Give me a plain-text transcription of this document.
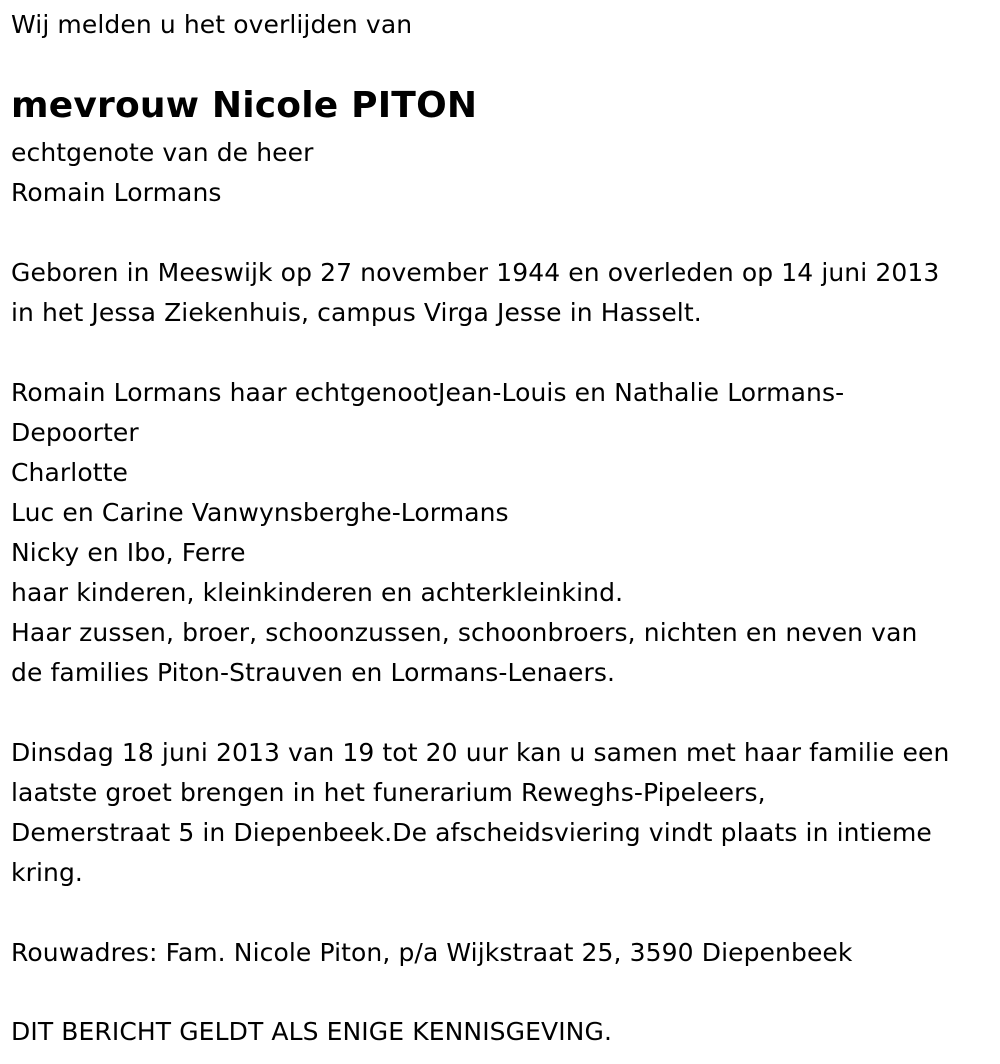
Wij melden u het overlijden van
mevrouw Nicole PITON
echtgenote van de heer
Romain Lormans
Geboren in Meeswijk op 27 november 1944 en overleden op 14 juni 2013
in het Jessa Ziekenhuis, campus Virga Jesse in Hasselt.
Romain Lormans haar echtgenootJean-Louis en Nathalie Lormans-
Depoorter
Charlotte
Luc en Carine Vanwynsberghe-Lormans
Nicky en Ibo, Ferre
haar kinderen, kleinkinderen en achterkleinkind.
Haar zussen, broer, schoonzussen, schoonbroers, nichten en neven van
de families Piton-Strauven en Lormans-Lenaers.
Dinsdag 18 juni 2013 van 19 tot 20 uur kan u samen met haar familie een
laatste groet brengen in het funerarium Reweghs-Pipeleers,
Demerstraat 5 in Diepenbeek.De afscheidsviering vindt plaats in intieme
kring.
Rouwadres: Fam. Nicole Piton, p/a Wijkstraat 25, 3590 Diepenbeek
DIT BERICHT GELDT ALS ENIGE KENNISGEVING.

◆ TASK STATEMENT
Output every entry verbatim. Pictures do not belong in the copy.

◆ RESPONSE TO THE EXERCISE
Give me a plain-text transcription of this document.
Wij melden u het overlijden van
mevrouw Nicole PITON
echtgenote van de heer
Romain Lormans
Geboren in Meeswijk op 27 november 1944 en overleden op 14 juni 2013
in het Jessa Ziekenhuis, campus Virga Jesse in Hasselt.
Romain Lormans haar echtgenootJean-Louis en Nathalie Lormans-
Depoorter
Charlotte
Luc en Carine Vanwynsberghe-Lormans
Nicky en Ibo, Ferre
haar kinderen, kleinkinderen en achterkleinkind.
Haar zussen, broer, schoonzussen, schoonbroers, nichten en neven van
de families Piton-Strauven en Lormans-Lenaers.
Dinsdag 18 juni 2013 van 19 tot 20 uur kan u samen met haar familie een
laatste groet brengen in het funerarium Reweghs-Pipeleers,
Demerstraat 5 in Diepenbeek.De afscheidsviering vindt plaats in intieme
kring.
Rouwadres: Fam. Nicole Piton, p/a Wijkstraat 25, 3590 Diepenbeek
DIT BERICHT GELDT ALS ENIGE KENNISGEVING.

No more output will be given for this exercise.